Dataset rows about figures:

## start

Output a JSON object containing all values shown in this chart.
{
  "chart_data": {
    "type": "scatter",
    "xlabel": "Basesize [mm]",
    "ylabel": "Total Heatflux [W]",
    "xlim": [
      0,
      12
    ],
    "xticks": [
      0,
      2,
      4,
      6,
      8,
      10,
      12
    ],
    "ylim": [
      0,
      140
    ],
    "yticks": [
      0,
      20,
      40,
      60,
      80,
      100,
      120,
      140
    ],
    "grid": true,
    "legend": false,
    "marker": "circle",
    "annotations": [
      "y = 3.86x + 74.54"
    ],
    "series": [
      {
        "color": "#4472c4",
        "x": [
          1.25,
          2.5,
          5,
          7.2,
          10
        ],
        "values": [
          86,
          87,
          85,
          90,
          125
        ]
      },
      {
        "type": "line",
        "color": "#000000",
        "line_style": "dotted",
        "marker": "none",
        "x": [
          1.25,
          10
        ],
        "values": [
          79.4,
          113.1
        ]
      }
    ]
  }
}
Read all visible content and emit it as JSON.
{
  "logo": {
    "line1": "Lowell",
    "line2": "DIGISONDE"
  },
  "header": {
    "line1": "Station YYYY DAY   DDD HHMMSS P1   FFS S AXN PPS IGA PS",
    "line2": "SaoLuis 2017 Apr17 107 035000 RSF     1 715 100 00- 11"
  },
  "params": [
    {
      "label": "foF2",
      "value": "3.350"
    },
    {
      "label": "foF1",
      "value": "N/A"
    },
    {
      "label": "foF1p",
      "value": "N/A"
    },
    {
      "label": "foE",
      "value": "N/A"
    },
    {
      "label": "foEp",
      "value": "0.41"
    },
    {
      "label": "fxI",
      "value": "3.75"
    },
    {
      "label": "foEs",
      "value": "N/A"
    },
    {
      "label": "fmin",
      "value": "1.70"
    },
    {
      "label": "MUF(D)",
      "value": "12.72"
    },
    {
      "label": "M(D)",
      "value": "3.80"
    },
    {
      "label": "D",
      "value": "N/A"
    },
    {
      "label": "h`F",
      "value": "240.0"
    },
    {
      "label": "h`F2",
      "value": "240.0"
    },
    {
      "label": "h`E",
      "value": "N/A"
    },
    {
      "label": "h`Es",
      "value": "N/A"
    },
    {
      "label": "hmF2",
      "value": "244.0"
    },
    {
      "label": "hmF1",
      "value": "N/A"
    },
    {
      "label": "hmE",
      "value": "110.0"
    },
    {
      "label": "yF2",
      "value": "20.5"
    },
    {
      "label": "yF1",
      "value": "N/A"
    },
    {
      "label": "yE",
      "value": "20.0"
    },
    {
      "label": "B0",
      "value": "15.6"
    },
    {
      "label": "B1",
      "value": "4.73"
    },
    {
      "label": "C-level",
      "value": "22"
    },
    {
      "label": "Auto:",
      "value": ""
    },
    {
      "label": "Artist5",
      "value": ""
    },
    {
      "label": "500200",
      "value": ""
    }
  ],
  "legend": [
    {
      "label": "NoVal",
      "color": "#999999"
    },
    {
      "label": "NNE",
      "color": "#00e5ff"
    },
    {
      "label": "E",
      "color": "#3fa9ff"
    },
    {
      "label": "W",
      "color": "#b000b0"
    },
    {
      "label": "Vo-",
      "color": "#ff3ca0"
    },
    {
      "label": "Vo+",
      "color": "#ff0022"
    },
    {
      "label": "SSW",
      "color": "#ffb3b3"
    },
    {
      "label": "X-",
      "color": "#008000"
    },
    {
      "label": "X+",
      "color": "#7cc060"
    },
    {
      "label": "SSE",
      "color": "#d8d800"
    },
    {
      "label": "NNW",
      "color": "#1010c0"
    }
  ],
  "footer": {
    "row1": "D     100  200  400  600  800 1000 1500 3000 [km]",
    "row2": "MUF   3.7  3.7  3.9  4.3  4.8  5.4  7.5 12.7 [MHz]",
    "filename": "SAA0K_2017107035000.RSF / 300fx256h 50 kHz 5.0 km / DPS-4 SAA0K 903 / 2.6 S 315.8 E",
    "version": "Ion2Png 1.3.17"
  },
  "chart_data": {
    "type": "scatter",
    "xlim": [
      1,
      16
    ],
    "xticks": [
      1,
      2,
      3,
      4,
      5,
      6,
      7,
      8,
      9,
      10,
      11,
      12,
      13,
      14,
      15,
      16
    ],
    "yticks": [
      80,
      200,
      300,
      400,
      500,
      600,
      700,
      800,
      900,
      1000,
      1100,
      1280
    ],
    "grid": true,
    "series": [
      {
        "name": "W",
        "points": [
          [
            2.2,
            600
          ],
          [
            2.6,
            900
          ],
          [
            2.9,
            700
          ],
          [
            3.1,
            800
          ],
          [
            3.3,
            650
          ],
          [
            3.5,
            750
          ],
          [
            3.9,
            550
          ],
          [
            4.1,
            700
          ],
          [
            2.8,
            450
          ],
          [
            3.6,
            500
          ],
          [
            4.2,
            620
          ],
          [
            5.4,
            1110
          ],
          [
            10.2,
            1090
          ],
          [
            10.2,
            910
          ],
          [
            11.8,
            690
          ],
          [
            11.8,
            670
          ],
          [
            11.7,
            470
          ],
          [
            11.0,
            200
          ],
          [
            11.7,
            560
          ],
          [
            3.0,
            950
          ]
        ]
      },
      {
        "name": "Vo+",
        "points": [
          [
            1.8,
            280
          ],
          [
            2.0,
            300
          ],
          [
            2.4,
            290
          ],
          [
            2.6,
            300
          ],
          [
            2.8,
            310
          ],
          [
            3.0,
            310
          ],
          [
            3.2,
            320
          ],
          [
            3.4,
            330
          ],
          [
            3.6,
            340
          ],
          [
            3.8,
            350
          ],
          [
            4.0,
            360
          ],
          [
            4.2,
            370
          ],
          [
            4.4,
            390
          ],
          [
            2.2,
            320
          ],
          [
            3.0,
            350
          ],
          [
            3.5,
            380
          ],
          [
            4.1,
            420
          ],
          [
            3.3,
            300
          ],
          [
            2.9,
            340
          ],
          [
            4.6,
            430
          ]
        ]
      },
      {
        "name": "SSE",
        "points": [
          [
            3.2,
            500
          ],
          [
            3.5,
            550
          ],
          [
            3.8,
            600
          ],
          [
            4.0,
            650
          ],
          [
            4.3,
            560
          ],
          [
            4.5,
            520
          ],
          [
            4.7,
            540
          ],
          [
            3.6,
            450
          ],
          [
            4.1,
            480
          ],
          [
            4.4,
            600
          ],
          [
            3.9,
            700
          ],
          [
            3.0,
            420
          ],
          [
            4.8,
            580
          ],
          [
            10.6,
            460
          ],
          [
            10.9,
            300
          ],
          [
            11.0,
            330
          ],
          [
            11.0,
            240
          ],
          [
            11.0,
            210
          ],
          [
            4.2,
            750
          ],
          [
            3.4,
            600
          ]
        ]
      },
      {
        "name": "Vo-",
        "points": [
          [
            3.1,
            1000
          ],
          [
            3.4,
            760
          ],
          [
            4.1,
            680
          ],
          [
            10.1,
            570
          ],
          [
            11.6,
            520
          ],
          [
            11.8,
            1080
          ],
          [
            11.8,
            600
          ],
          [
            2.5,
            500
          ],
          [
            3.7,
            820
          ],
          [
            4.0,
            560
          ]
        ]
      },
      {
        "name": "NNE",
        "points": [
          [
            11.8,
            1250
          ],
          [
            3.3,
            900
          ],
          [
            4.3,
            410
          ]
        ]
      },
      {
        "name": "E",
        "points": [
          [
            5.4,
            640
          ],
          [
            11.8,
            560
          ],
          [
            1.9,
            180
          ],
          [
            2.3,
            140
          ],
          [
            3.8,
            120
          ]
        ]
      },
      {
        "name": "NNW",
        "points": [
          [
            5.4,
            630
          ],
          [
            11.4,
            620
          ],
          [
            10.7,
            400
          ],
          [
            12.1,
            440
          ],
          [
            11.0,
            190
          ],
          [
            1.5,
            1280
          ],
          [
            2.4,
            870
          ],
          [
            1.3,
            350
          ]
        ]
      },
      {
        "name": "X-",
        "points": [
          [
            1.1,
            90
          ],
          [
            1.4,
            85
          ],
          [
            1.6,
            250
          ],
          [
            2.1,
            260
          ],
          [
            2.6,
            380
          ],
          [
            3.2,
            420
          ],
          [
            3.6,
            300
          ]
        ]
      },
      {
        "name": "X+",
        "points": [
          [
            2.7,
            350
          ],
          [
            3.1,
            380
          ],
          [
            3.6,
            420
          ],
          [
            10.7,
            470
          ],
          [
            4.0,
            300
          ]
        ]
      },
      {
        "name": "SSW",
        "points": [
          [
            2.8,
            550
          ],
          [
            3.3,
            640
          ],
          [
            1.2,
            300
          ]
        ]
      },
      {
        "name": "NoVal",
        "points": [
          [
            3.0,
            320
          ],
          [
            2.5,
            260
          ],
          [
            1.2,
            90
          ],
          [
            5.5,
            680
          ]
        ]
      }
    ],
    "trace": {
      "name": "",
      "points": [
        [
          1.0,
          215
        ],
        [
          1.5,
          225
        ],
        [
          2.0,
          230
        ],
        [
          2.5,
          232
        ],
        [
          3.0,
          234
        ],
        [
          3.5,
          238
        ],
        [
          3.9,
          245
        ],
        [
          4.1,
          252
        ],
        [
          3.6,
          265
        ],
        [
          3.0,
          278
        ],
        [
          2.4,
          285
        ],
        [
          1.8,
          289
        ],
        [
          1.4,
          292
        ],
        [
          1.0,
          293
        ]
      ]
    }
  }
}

## end

**WHAT TO WORK ON**. Pick out each line above that includes "JSON" and show it.

**SOLUTION TO THE PROBLEM**.
Output a JSON object containing all values shown in this chart.
Read all visible content and emit it as JSON.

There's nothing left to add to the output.